> [SET EXERCISE]: Skip any picture you find and retype all the remaining lines exactly.
** Begin MATERIAL SHOWN **
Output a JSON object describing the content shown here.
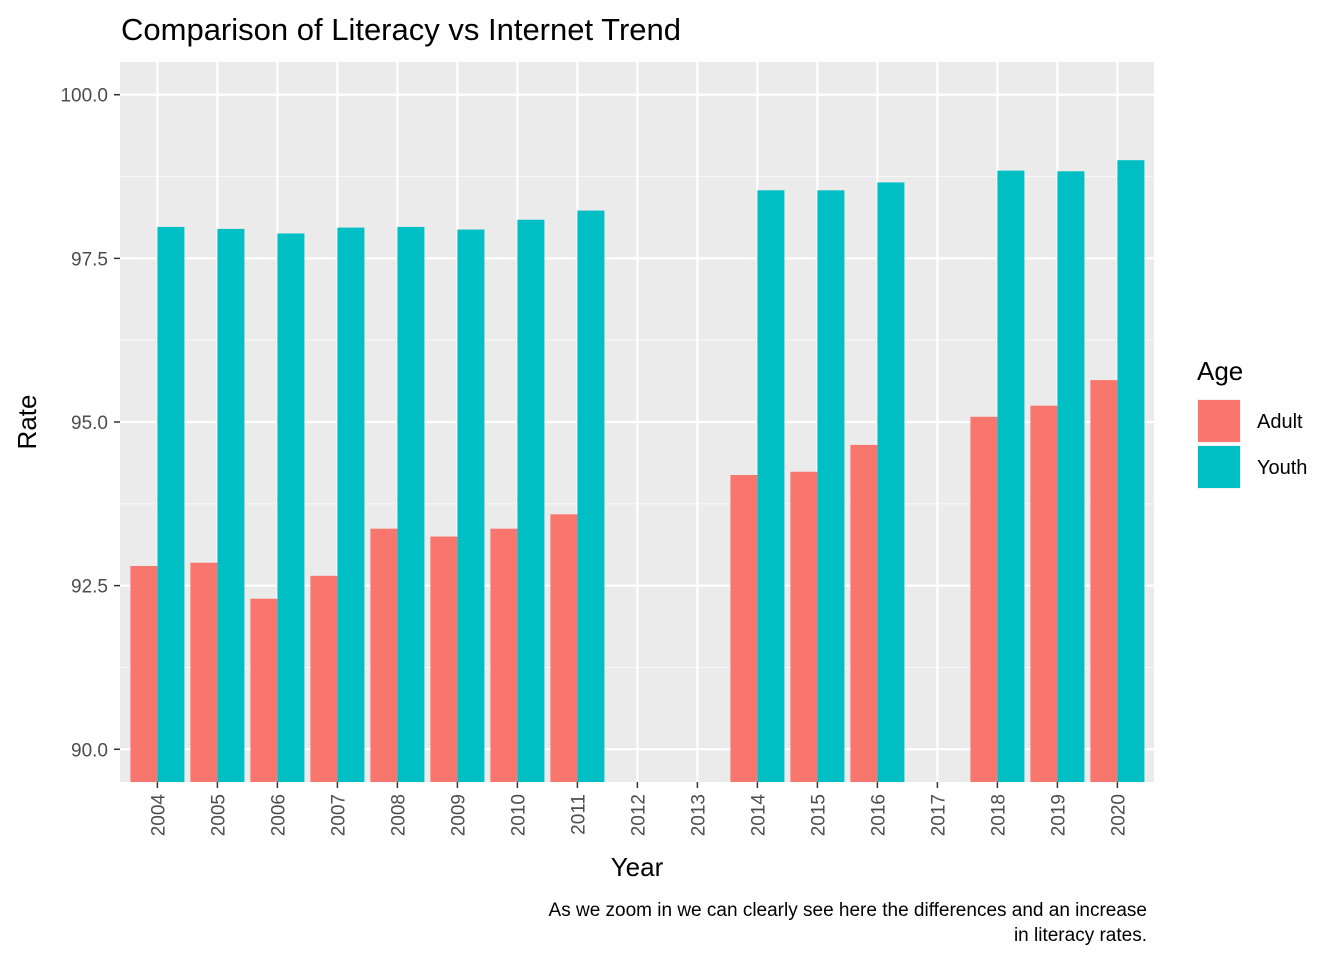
{
  "chart_data": {
    "type": "bar",
    "title": "Comparison of Literacy vs Internet Trend",
    "xlabel": "Year",
    "ylabel": "Rate",
    "caption_lines": [
      "As we zoom in we can clearly see here the differences and an increase",
      "in literacy rates."
    ],
    "categories": [
      "2004",
      "2005",
      "2006",
      "2007",
      "2008",
      "2009",
      "2010",
      "2011",
      "2012",
      "2013",
      "2014",
      "2015",
      "2016",
      "2017",
      "2018",
      "2019",
      "2020"
    ],
    "yticks": [
      "90.0",
      "92.5",
      "95.0",
      "97.5",
      "100.0"
    ],
    "ylim": [
      89.5,
      100.5
    ],
    "grid": true,
    "legend": {
      "title": "Age",
      "position": "right"
    },
    "series": [
      {
        "name": "Adult",
        "color": "#F8766D",
        "values": [
          92.8,
          92.85,
          92.3,
          92.65,
          93.37,
          93.25,
          93.37,
          93.59,
          null,
          null,
          94.19,
          94.24,
          94.65,
          null,
          95.08,
          95.25,
          95.64
        ]
      },
      {
        "name": "Youth",
        "color": "#00BFC4",
        "values": [
          97.98,
          97.95,
          97.88,
          97.97,
          97.98,
          97.94,
          98.09,
          98.23,
          null,
          null,
          98.54,
          98.54,
          98.66,
          null,
          98.84,
          98.83,
          99.0
        ]
      }
    ]
  }
}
** End MATERIAL SHOWN **
> [EXERCISE SOLUTION]:
Output a JSON object describing the content shown here.
{
  "chart_data": {
    "type": "bar",
    "title": "Comparison of Literacy vs Internet Trend",
    "xlabel": "Year",
    "ylabel": "Rate",
    "caption_lines": [
      "As we zoom in we can clearly see here the differences and an increase",
      "in literacy rates."
    ],
    "categories": [
      "2004",
      "2005",
      "2006",
      "2007",
      "2008",
      "2009",
      "2010",
      "2011",
      "2012",
      "2013",
      "2014",
      "2015",
      "2016",
      "2017",
      "2018",
      "2019",
      "2020"
    ],
    "yticks": [
      "90.0",
      "92.5",
      "95.0",
      "97.5",
      "100.0"
    ],
    "ylim": [
      89.5,
      100.5
    ],
    "grid": true,
    "legend": {
      "title": "Age",
      "position": "right"
    },
    "series": [
      {
        "name": "Adult",
        "color": "#F8766D",
        "values": [
          92.8,
          92.85,
          92.3,
          92.65,
          93.37,
          93.25,
          93.37,
          93.59,
          null,
          null,
          94.19,
          94.24,
          94.65,
          null,
          95.08,
          95.25,
          95.64
        ]
      },
      {
        "name": "Youth",
        "color": "#00BFC4",
        "values": [
          97.98,
          97.95,
          97.88,
          97.97,
          97.98,
          97.94,
          98.09,
          98.23,
          null,
          null,
          98.54,
          98.54,
          98.66,
          null,
          98.84,
          98.83,
          99.0
        ]
      }
    ]
  }
}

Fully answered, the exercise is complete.